### Exercise requirements
Report how many lines hold the word "content"; answer with the number alone.

#### Provided information ####

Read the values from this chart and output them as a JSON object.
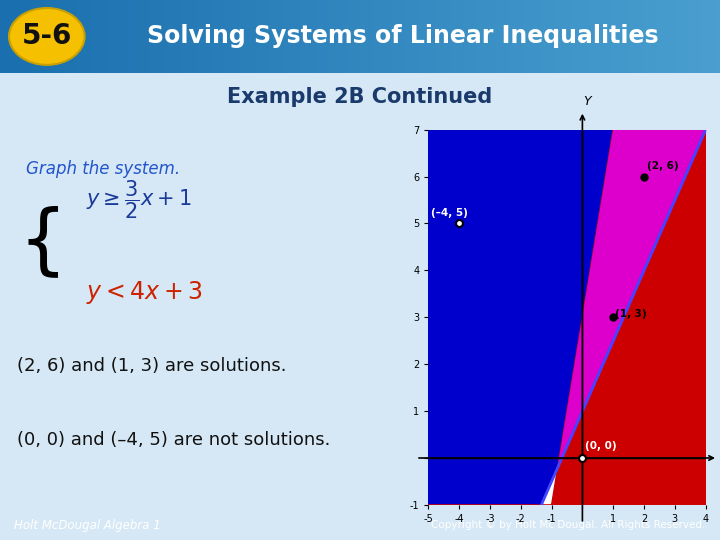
{
  "title_box_text": "5-6",
  "title_main": "Solving Systems of Linear Inequalities",
  "subtitle": "Example 2B Continued",
  "graph_text": "Graph the system.",
  "sol_text1": "(2, 6) and (1, 3) are solutions.",
  "sol_text2": "(0, 0) and (–4, 5) are not solutions.",
  "footer_left": "Holt McDougal Algebra 1",
  "footer_right": "Copyright © by Holt Mc Dougal. All Rights Reserved.",
  "bg_color": "#d6e8f5",
  "header_bg_left": "#1a6fae",
  "header_bg_right": "#4a9fd0",
  "title_oval_bg": "#f5c000",
  "header_text_color": "#ffffff",
  "subtitle_color": "#1a3a6b",
  "graph_text_color": "#2255cc",
  "eq1_color": "#1a3a9a",
  "eq2_color": "#cc2200",
  "body_text_color": "#111111",
  "footer_bg": "#2878b8",
  "footer_text_color": "#ffffff",
  "graph_xlim": [
    -5,
    4
  ],
  "graph_ylim": [
    -1,
    7
  ],
  "blue_color": "#0000cc",
  "red_color": "#cc0000",
  "magenta_color": "#dd00cc",
  "points_solution": [
    [
      2,
      6
    ],
    [
      1,
      3
    ]
  ],
  "points_not_solution": [
    [
      0,
      0
    ],
    [
      -4,
      5
    ]
  ]
}
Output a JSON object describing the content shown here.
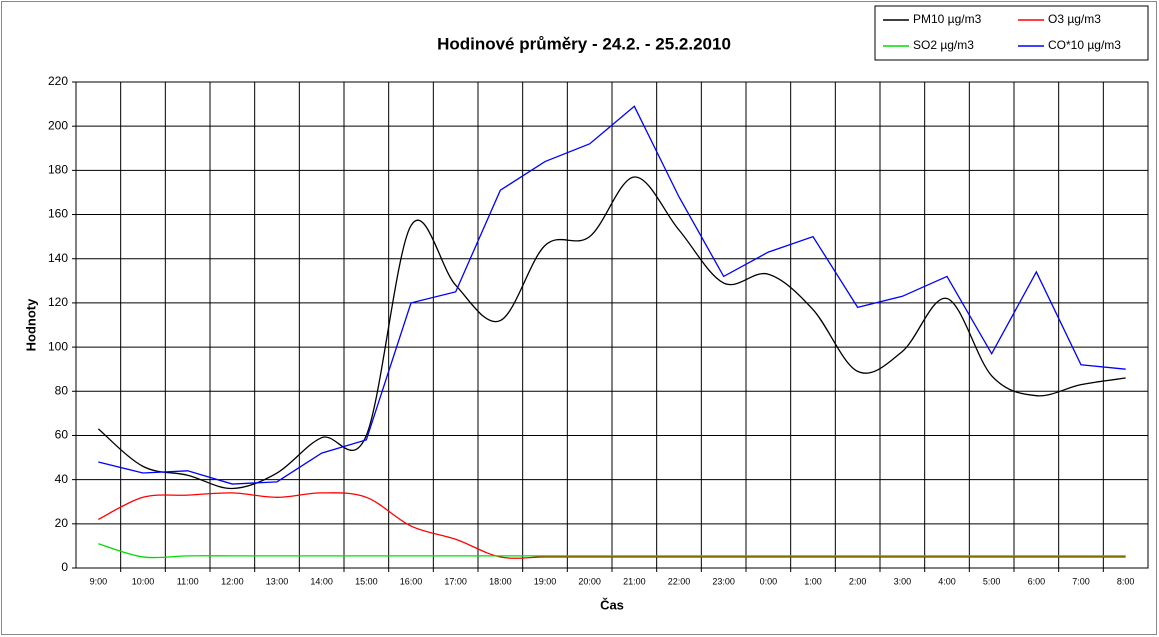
{
  "chart_data": {
    "type": "line",
    "title": "Hodinové průměry -   24.2. - 25.2.2010",
    "x_label": "Čas",
    "y_label": "Hodnoty",
    "categories": [
      "9:00",
      "10:00",
      "11:00",
      "12:00",
      "13:00",
      "14:00",
      "15:00",
      "16:00",
      "17:00",
      "18:00",
      "19:00",
      "20:00",
      "21:00",
      "22:00",
      "23:00",
      "0:00",
      "1:00",
      "2:00",
      "3:00",
      "4:00",
      "5:00",
      "6:00",
      "7:00",
      "8:00"
    ],
    "series": [
      {
        "name": "PM10 µg/m3",
        "color": "#000000",
        "smooth": true,
        "values": [
          63,
          46,
          42,
          36,
          43,
          59,
          60,
          155,
          128,
          112,
          146,
          150,
          177,
          153,
          129,
          133,
          117,
          89,
          98,
          122,
          87,
          78,
          83,
          86
        ]
      },
      {
        "name": "O3 µg/m3",
        "color": "#ff0000",
        "smooth": true,
        "values": [
          22,
          32,
          33,
          34,
          32,
          34,
          32,
          19,
          13,
          5,
          5,
          5,
          5,
          5,
          5,
          5,
          5,
          5,
          5,
          5,
          5,
          5,
          5,
          5
        ]
      },
      {
        "name": "SO2 µg/m3",
        "color": "#00dd00",
        "smooth": true,
        "values": [
          11,
          5,
          5.5,
          5.5,
          5.5,
          5.5,
          5.5,
          5.5,
          5.5,
          5.5,
          5.5,
          5.5,
          5.5,
          5.5,
          5.5,
          5.5,
          5.5,
          5.5,
          5.5,
          5.5,
          5.5,
          5.5,
          5.5,
          5.5
        ]
      },
      {
        "name": "CO*10 µg/m3",
        "color": "#0000ff",
        "smooth": false,
        "values": [
          48,
          43,
          44,
          38,
          39,
          52,
          58,
          120,
          125,
          171,
          184,
          192,
          209,
          168,
          132,
          143,
          150,
          118,
          123,
          132,
          97,
          134,
          92,
          90
        ]
      }
    ],
    "ylim": [
      0,
      220
    ],
    "yticks": [
      0,
      20,
      40,
      60,
      80,
      100,
      120,
      140,
      160,
      180,
      200,
      220
    ],
    "grid": true,
    "legend": "top-right"
  }
}
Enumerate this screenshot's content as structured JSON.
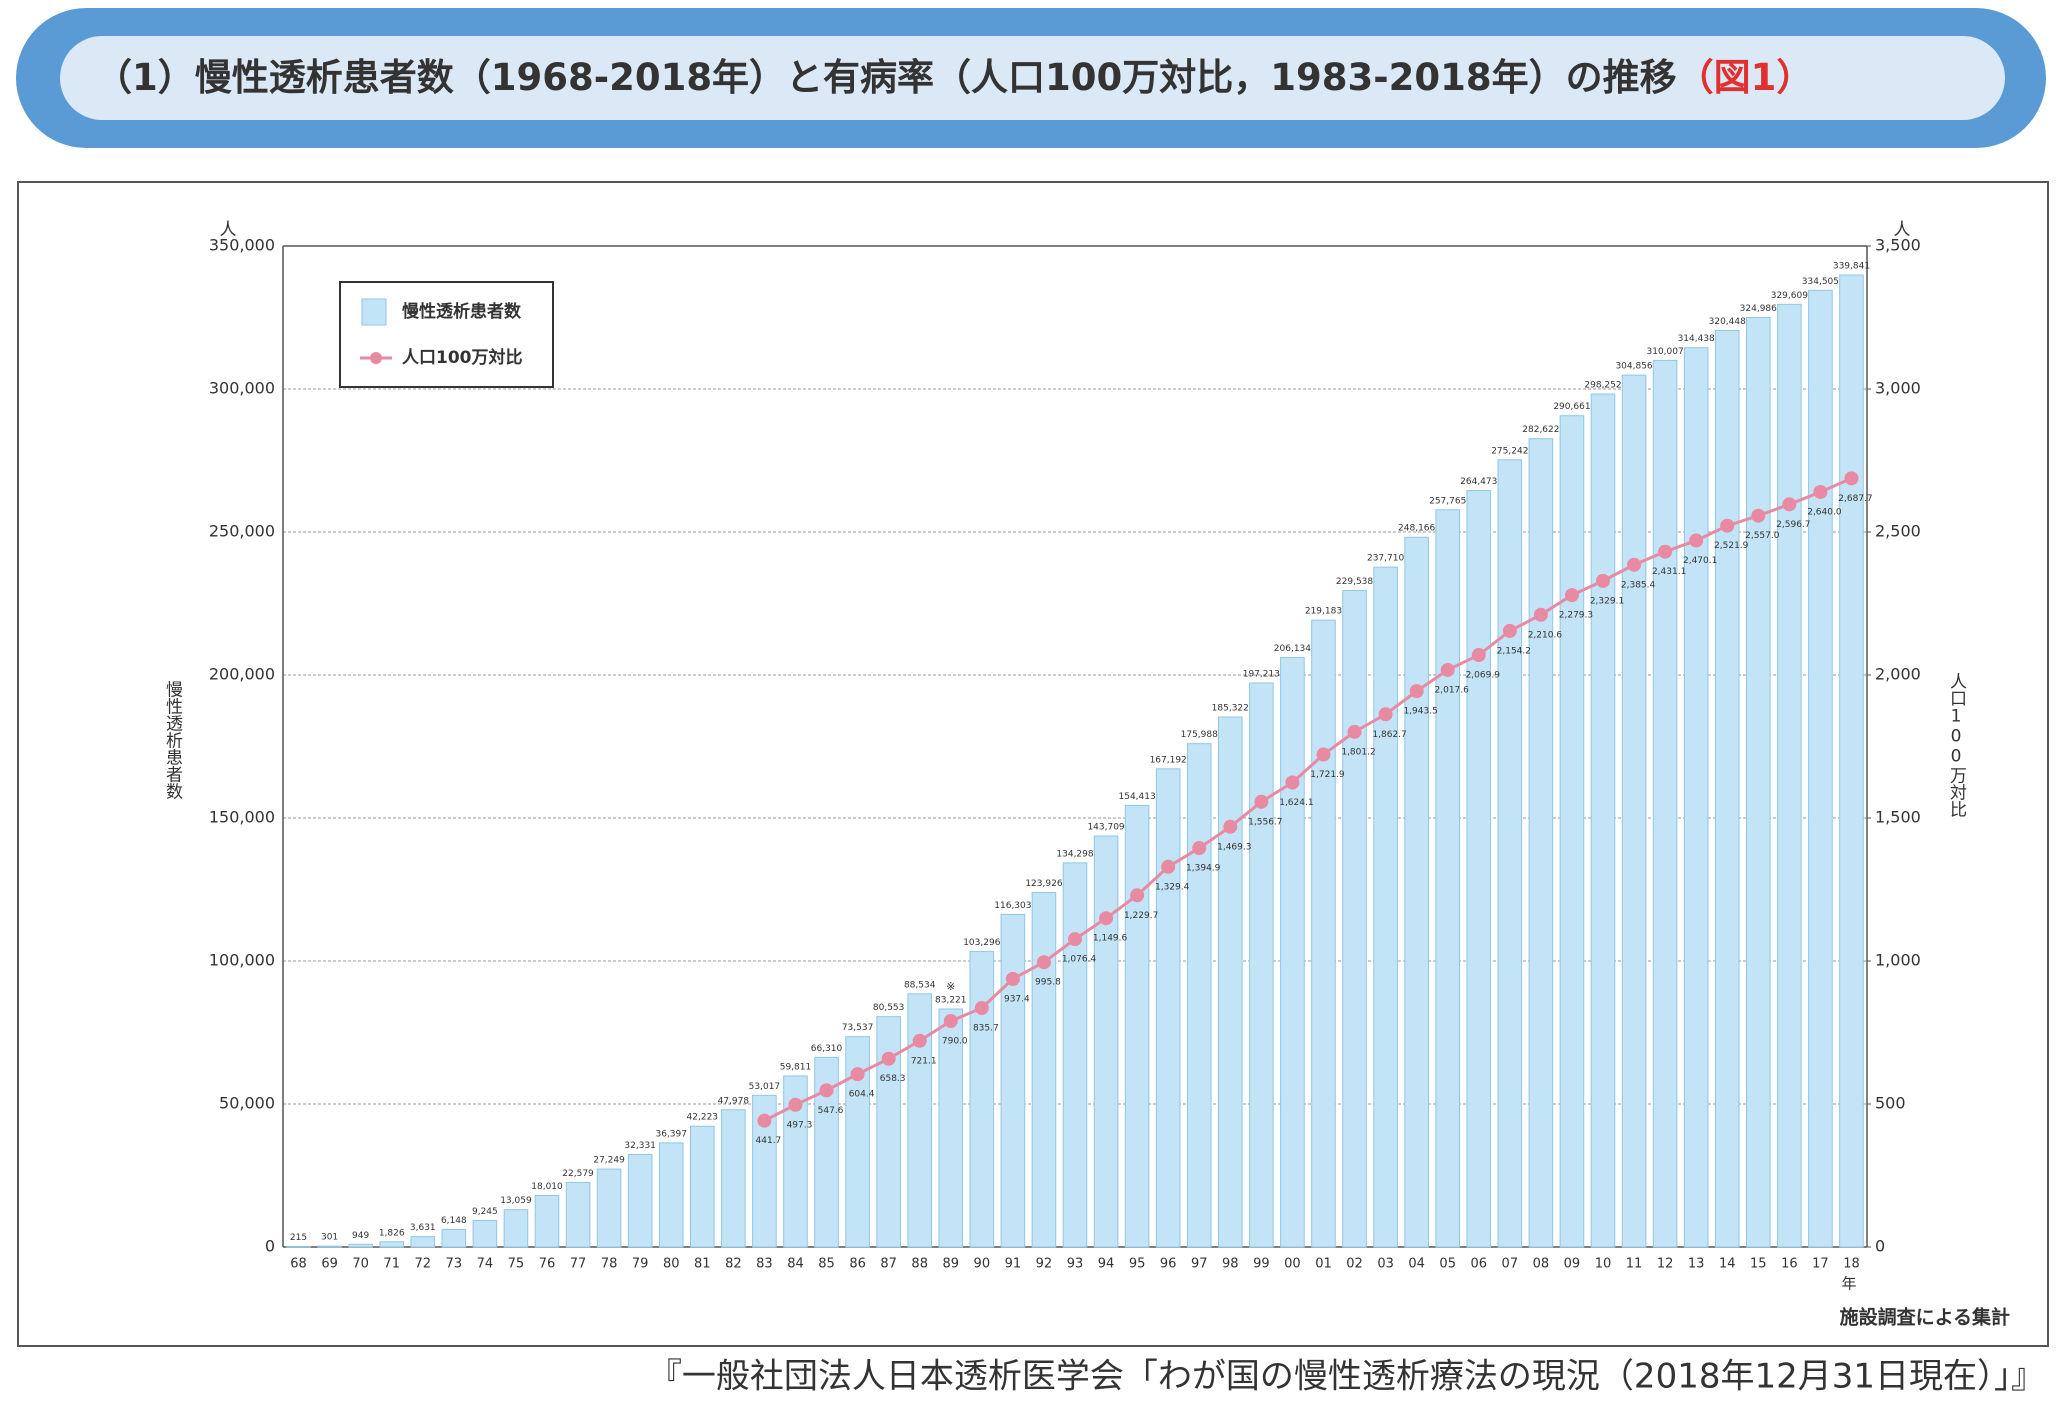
{
  "chart_data": {
    "type": "bar_line",
    "title": "（1）慢性透析患者数（1968-2018年）と有病率（人口100万対比，1983-2018年）の推移",
    "title_ref": "（図1）",
    "y_label": "慢性透析患者数",
    "y2_label": "人口100万対比",
    "y_unit": "人",
    "y2_unit": "人",
    "x_unit": "年",
    "note": "施設調査による集計",
    "annotation": "※",
    "source": "『一般社団法人日本透析医学会「わが国の慢性透析療法の現況（2018年12月31日現在）」』",
    "categories": [
      "68",
      "69",
      "70",
      "71",
      "72",
      "73",
      "74",
      "75",
      "76",
      "77",
      "78",
      "79",
      "80",
      "81",
      "82",
      "83",
      "84",
      "85",
      "86",
      "87",
      "88",
      "89",
      "90",
      "91",
      "92",
      "93",
      "94",
      "95",
      "96",
      "97",
      "98",
      "99",
      "00",
      "01",
      "02",
      "03",
      "04",
      "05",
      "06",
      "07",
      "08",
      "09",
      "10",
      "11",
      "12",
      "13",
      "14",
      "15",
      "16",
      "17",
      "18"
    ],
    "series": [
      {
        "name": "慢性透析患者数",
        "color": "#c3e4f6",
        "values": [
          215,
          301,
          949,
          1826,
          3631,
          6148,
          9245,
          13059,
          18010,
          22579,
          27249,
          32331,
          36397,
          42223,
          47978,
          53017,
          59811,
          66310,
          73537,
          80553,
          88534,
          83221,
          103296,
          116303,
          123926,
          134298,
          143709,
          154413,
          167192,
          175988,
          185322,
          197213,
          206134,
          219183,
          229538,
          237710,
          248166,
          257765,
          264473,
          275242,
          282622,
          290661,
          298252,
          304856,
          310007,
          314438,
          320448,
          324986,
          329609,
          334505,
          339841
        ],
        "value_labels": [
          "215",
          "301",
          "949",
          "1,826",
          "3,631",
          "6,148",
          "9,245",
          "13,059",
          "18,010",
          "22,579",
          "27,249",
          "32,331",
          "36,397",
          "42,223",
          "47,978",
          "53,017",
          "59,811",
          "66,310",
          "73,537",
          "80,553",
          "88,534",
          "83,221",
          "103,296",
          "116,303",
          "123,926",
          "134,298",
          "143,709",
          "154,413",
          "167,192",
          "175,988",
          "185,322",
          "197,213",
          "206,134",
          "219,183",
          "229,538",
          "237,710",
          "248,166",
          "257,765",
          "264,473",
          "275,242",
          "282,622",
          "290,661",
          "298,252",
          "304,856",
          "310,007",
          "314,438",
          "320,448",
          "324,986",
          "329,609",
          "334,505",
          "339,841"
        ]
      },
      {
        "name": "人口100万対比",
        "color": "#e88aa2",
        "axis": "y2",
        "values": [
          null,
          null,
          null,
          null,
          null,
          null,
          null,
          null,
          null,
          null,
          null,
          null,
          null,
          null,
          null,
          441.7,
          497.3,
          547.6,
          604.4,
          658.3,
          721.1,
          790.0,
          835.7,
          937.4,
          995.8,
          1076.4,
          1149.6,
          1229.7,
          1329.4,
          1394.9,
          1469.3,
          1556.7,
          1624.1,
          1721.9,
          1801.2,
          1862.7,
          1943.5,
          2017.6,
          2069.9,
          2154.2,
          2210.6,
          2279.3,
          2329.1,
          2385.4,
          2431.1,
          2470.1,
          2521.9,
          2557.0,
          2596.7,
          2640.0,
          2687.7
        ],
        "value_labels": [
          null,
          null,
          null,
          null,
          null,
          null,
          null,
          null,
          null,
          null,
          null,
          null,
          null,
          null,
          null,
          "441.7",
          "497.3",
          "547.6",
          "604.4",
          "658.3",
          "721.1",
          "790.0",
          "835.7",
          "937.4",
          "995.8",
          "1,076.4",
          "1,149.6",
          "1,229.7",
          "1,329.4",
          "1,394.9",
          "1,469.3",
          "1,556.7",
          "1,624.1",
          "1,721.9",
          "1,801.2",
          "1,862.7",
          "1,943.5",
          "2,017.6",
          "2,069.9",
          "2,154.2",
          "2,210.6",
          "2,279.3",
          "2,329.1",
          "2,385.4",
          "2,431.1",
          "2,470.1",
          "2,521.9",
          "2,557.0",
          "2,596.7",
          "2,640.0",
          "2,687.7"
        ]
      }
    ],
    "ylim": [
      0,
      350000
    ],
    "yticks": [
      0,
      {
        "value": 50000,
        "label": "50,000"
      },
      {
        "value": 100000,
        "label": "100,000"
      },
      {
        "value": 150000,
        "label": "150,000"
      },
      {
        "value": 200000,
        "label": "200,000"
      },
      {
        "value": 250000,
        "label": "250,000"
      },
      {
        "value": 300000,
        "label": "300,000"
      },
      {
        "value": 350000,
        "label": "350,000"
      }
    ],
    "y2lim": [
      0,
      3500
    ],
    "y2ticks": [
      0,
      500,
      {
        "value": 1000,
        "label": "1,000"
      },
      {
        "value": 1500,
        "label": "1,500"
      },
      {
        "value": 2000,
        "label": "2,000"
      },
      {
        "value": 2500,
        "label": "2,500"
      },
      {
        "value": 3000,
        "label": "3,000"
      },
      {
        "value": 3500,
        "label": "3,500"
      }
    ],
    "grid": true,
    "legend": "upper left"
  }
}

####

### Output below
2